— START OF Recorded information —

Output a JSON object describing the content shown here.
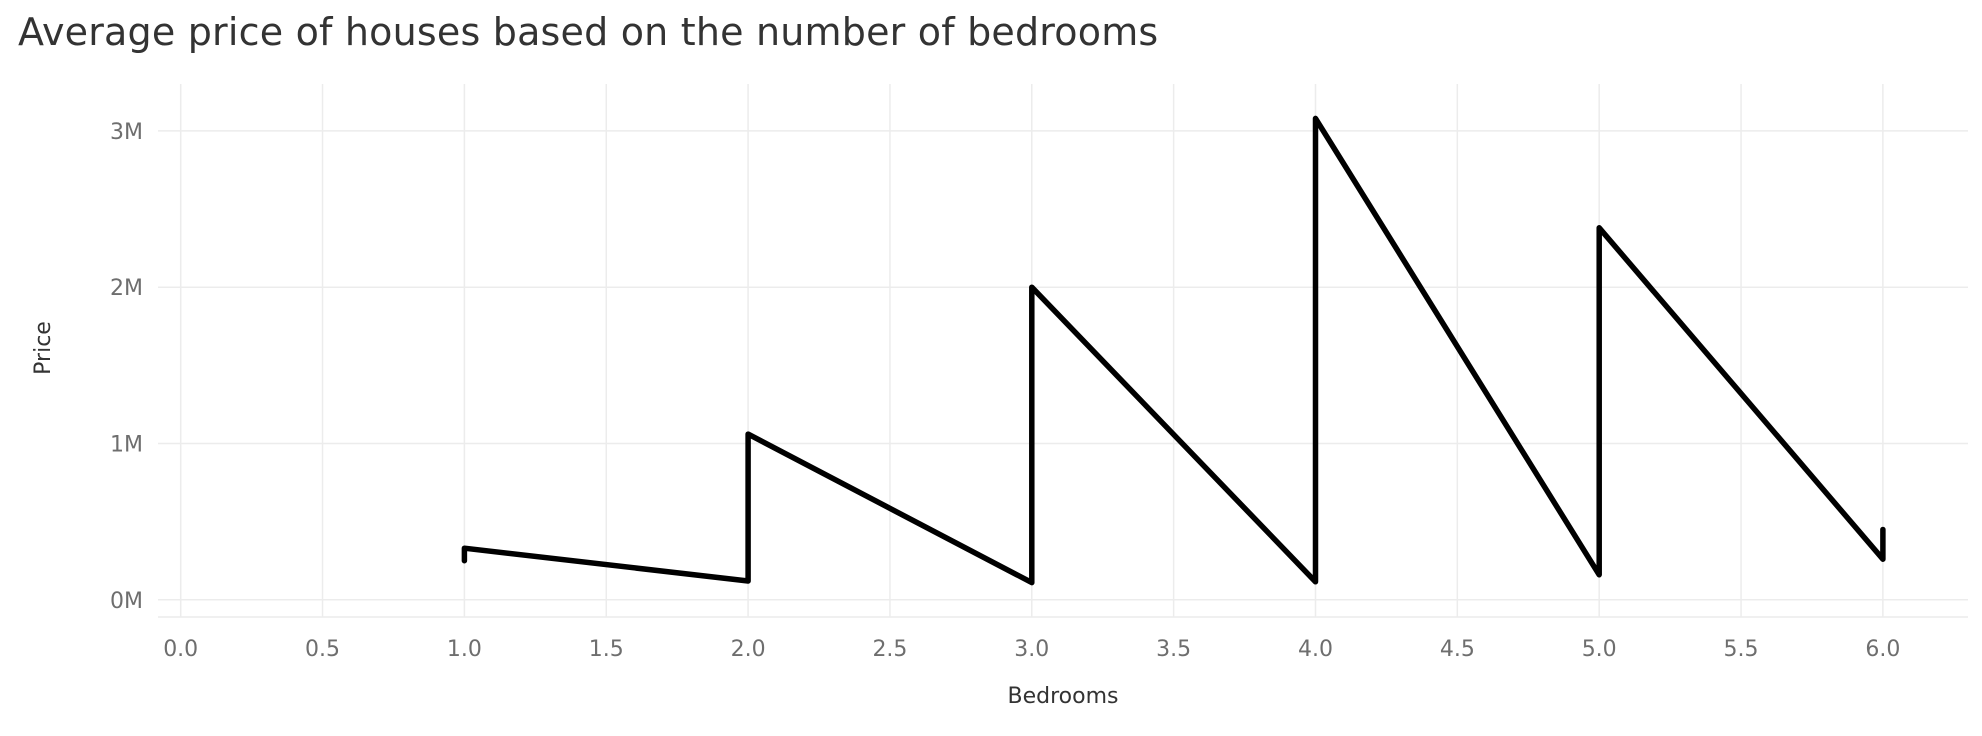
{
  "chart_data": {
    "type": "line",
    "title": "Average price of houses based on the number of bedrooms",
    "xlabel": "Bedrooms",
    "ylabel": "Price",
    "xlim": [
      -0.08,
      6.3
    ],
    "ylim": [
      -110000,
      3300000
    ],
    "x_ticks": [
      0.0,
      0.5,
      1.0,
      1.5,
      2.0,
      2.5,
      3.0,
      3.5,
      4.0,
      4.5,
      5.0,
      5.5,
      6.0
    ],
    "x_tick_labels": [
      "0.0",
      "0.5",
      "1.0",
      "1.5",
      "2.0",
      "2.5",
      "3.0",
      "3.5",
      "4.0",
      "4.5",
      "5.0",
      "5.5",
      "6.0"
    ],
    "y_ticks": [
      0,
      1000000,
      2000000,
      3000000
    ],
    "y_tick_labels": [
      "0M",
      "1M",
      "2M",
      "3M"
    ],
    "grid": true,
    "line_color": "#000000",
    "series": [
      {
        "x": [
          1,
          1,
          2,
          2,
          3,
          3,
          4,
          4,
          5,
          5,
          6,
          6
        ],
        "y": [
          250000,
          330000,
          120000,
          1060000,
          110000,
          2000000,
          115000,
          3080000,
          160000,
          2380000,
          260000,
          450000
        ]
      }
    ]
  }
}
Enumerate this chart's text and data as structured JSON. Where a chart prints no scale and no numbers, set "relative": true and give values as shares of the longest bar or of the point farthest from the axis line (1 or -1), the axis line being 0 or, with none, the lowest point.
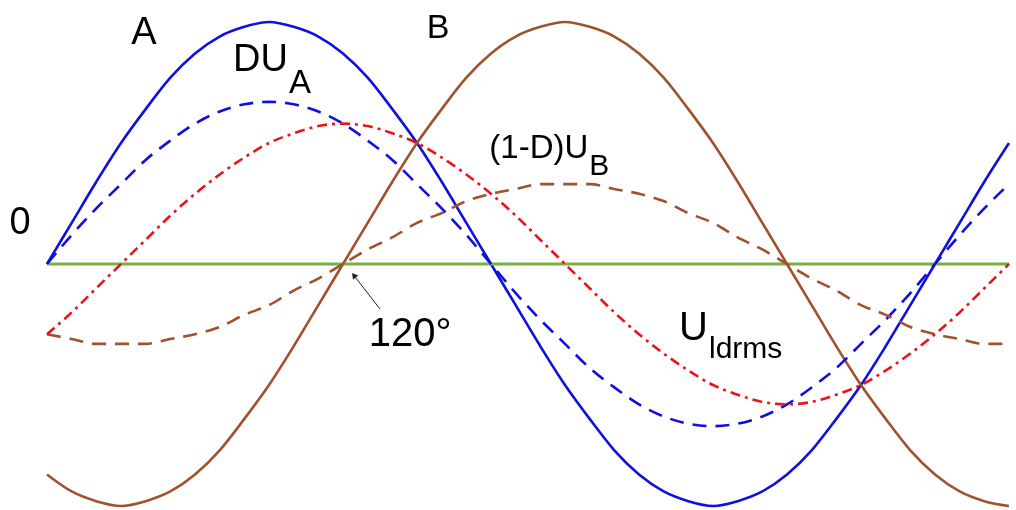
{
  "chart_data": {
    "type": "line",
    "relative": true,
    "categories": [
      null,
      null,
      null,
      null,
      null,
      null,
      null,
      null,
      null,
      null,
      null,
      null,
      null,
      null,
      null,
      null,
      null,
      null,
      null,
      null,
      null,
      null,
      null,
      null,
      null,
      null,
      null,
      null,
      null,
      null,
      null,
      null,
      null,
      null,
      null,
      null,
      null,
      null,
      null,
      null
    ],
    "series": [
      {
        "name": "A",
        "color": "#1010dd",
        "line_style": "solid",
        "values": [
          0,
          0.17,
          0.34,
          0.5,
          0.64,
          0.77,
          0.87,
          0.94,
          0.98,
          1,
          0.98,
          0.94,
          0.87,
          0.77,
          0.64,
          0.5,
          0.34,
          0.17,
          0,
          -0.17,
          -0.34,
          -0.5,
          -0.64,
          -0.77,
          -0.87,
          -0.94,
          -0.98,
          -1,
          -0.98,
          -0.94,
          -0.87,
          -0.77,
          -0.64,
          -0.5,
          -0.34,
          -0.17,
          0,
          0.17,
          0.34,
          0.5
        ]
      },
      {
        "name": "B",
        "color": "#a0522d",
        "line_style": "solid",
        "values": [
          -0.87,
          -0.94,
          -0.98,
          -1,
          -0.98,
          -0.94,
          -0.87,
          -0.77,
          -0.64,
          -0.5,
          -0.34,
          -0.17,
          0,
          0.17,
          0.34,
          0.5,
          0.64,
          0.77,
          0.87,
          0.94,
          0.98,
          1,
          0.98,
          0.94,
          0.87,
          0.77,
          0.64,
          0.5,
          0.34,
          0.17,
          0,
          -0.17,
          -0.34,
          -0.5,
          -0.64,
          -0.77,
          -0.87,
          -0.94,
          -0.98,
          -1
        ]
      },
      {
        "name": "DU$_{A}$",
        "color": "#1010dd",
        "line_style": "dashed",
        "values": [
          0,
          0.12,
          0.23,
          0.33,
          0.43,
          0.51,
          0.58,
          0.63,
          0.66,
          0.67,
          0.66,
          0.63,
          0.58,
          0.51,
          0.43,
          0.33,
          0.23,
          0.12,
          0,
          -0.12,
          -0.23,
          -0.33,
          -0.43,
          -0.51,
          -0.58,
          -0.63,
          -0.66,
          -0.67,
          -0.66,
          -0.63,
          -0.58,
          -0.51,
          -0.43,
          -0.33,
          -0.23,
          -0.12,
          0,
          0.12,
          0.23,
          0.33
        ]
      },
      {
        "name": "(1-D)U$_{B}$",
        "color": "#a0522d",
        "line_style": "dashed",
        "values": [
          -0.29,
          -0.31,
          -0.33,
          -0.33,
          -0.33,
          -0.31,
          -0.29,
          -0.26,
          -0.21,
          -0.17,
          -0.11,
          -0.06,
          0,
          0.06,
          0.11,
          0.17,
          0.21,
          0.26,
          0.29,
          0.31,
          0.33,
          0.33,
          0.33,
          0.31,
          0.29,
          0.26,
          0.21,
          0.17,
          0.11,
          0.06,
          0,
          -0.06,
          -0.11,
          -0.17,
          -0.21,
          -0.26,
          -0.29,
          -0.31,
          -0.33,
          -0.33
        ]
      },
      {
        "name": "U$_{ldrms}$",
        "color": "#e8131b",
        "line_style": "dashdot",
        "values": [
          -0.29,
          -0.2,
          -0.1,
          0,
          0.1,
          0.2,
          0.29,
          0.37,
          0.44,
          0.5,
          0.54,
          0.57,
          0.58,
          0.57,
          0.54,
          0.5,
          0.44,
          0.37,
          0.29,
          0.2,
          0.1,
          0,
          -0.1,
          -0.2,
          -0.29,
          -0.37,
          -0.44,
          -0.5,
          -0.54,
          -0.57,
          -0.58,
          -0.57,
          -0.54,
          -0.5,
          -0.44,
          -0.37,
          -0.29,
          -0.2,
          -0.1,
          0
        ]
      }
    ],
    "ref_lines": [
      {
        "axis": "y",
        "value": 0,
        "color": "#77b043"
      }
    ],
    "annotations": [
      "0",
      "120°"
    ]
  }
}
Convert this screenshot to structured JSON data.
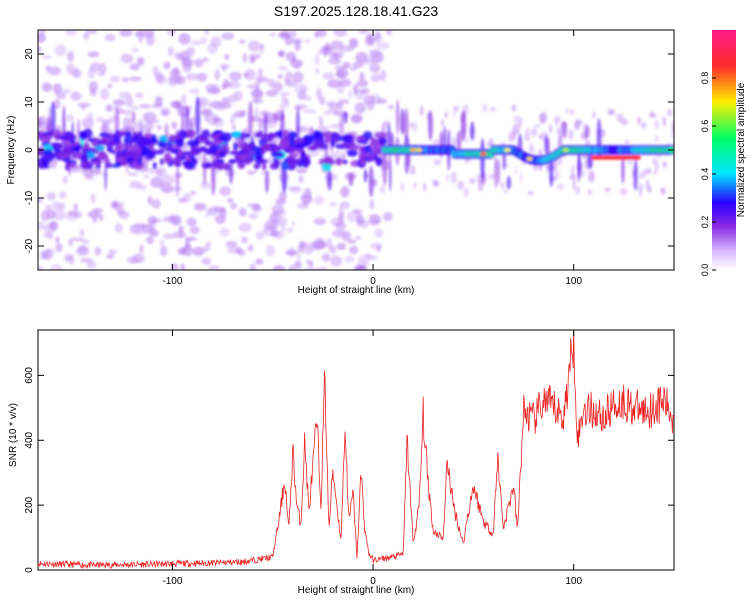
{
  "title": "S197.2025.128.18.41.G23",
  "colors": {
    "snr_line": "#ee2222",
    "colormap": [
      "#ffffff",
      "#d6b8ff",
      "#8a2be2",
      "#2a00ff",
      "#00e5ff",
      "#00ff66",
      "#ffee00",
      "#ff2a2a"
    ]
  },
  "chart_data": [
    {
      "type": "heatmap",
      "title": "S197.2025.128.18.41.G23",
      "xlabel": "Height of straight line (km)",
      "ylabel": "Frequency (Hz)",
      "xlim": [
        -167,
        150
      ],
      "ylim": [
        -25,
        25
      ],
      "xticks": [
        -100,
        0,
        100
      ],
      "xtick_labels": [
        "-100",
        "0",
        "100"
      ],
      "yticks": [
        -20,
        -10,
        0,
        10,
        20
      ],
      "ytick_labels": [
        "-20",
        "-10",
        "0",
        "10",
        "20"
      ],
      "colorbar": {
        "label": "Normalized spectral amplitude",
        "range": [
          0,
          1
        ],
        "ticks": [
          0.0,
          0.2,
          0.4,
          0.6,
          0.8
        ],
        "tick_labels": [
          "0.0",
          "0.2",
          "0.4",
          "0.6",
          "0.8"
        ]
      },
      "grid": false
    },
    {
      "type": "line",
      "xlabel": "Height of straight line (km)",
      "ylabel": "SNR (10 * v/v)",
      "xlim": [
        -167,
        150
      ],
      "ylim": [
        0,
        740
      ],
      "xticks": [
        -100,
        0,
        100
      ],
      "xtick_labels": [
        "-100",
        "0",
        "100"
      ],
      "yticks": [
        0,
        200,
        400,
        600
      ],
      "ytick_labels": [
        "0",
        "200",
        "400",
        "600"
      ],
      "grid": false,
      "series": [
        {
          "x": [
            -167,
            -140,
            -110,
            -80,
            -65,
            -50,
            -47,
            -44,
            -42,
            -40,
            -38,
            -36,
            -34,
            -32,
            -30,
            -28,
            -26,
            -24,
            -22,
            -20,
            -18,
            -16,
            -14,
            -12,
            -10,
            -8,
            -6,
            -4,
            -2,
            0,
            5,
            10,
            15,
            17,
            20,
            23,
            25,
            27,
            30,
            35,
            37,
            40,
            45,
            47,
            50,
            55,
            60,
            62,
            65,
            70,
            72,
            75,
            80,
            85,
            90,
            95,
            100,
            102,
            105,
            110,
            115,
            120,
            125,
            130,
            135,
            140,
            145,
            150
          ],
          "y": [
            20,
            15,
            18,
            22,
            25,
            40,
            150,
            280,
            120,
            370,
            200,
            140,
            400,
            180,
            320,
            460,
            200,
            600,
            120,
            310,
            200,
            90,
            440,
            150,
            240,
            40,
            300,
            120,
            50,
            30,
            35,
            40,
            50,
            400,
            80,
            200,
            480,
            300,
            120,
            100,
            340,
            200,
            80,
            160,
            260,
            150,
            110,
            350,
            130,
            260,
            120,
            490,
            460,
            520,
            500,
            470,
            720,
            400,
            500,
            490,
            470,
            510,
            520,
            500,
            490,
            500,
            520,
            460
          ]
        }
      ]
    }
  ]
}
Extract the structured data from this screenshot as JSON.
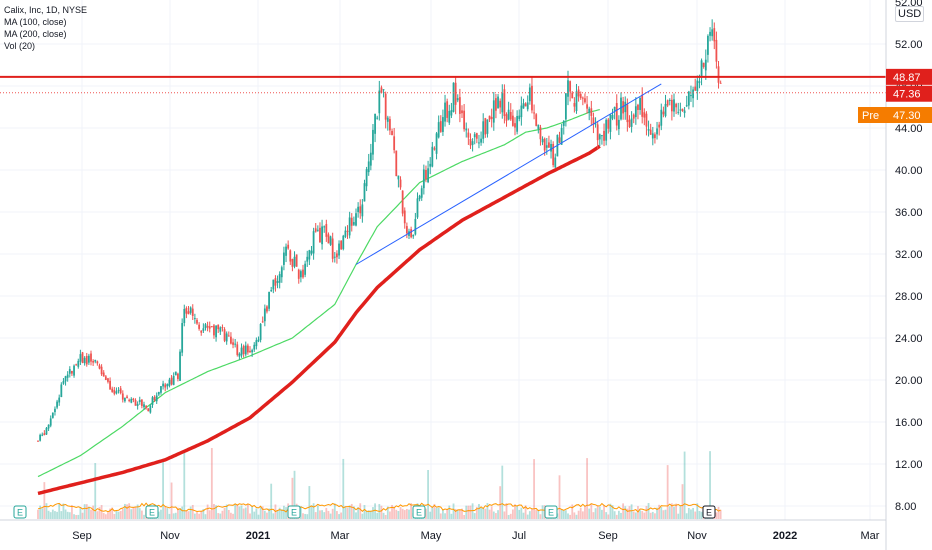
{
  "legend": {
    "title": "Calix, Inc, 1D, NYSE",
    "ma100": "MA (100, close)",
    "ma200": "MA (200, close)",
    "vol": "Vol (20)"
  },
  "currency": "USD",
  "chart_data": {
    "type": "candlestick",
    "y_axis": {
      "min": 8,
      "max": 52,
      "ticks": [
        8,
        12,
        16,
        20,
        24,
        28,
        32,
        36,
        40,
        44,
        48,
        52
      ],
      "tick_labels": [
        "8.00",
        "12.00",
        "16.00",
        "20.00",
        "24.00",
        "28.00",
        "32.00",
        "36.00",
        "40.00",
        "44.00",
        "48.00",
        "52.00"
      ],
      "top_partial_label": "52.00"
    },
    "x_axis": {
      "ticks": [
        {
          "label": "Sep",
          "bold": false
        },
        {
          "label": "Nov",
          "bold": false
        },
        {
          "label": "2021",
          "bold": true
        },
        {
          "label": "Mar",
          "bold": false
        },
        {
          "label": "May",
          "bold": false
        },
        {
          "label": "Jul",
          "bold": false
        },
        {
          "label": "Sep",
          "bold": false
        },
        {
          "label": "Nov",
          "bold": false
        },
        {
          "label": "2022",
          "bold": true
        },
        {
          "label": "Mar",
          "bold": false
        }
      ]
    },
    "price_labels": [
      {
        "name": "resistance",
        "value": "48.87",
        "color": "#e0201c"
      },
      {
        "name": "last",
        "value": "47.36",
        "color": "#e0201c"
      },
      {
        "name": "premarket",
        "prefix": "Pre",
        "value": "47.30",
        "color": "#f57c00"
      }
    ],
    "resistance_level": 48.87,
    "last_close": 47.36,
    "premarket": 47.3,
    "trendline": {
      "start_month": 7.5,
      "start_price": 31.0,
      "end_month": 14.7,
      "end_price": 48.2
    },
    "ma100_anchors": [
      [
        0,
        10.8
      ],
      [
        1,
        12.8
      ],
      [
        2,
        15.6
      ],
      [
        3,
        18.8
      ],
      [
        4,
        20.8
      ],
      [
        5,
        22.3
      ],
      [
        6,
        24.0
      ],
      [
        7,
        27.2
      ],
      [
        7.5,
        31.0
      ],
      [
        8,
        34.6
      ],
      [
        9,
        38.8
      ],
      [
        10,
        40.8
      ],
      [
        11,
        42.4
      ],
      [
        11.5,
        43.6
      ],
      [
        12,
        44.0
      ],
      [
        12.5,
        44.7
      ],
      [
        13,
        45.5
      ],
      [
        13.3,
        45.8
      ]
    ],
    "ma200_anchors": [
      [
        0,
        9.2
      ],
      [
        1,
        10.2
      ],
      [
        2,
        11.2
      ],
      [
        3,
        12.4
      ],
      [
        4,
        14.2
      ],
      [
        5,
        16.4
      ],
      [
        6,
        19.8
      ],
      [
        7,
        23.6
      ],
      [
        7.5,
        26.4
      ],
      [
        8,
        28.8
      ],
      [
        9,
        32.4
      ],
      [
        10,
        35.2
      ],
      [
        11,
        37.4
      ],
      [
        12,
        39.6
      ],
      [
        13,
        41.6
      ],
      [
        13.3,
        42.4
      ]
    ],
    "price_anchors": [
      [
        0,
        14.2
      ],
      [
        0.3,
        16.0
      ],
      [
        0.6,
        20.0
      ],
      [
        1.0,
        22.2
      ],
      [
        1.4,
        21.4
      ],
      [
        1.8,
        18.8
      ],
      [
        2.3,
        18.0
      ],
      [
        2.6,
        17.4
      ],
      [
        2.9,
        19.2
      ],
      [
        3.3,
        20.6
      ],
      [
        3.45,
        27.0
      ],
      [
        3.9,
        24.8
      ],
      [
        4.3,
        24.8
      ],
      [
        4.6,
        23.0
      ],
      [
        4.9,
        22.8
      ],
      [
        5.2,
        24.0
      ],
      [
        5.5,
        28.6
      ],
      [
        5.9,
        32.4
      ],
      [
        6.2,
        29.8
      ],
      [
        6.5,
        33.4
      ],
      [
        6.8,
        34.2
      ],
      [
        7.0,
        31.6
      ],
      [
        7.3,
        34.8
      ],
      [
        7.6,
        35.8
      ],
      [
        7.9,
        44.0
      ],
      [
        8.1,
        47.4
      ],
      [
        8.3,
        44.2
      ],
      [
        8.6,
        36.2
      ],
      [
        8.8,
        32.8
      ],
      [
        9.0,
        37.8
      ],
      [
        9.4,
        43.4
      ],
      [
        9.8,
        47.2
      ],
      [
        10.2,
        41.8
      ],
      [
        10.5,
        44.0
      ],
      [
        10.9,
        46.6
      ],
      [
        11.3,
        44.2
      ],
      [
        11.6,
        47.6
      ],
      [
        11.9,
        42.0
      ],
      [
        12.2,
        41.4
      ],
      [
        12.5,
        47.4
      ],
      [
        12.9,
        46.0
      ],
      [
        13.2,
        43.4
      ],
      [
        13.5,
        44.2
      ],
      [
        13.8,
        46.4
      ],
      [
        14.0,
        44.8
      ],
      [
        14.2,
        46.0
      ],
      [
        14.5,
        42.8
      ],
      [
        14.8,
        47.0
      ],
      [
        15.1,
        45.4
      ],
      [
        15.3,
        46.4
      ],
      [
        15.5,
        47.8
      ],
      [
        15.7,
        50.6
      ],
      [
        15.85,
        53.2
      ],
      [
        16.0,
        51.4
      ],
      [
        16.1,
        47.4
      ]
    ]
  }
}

— END OF Recorded information —

→ **Task brief**
Say how many lines contain "structured", and give nothing but that number.

→ **Answer to the problem**
3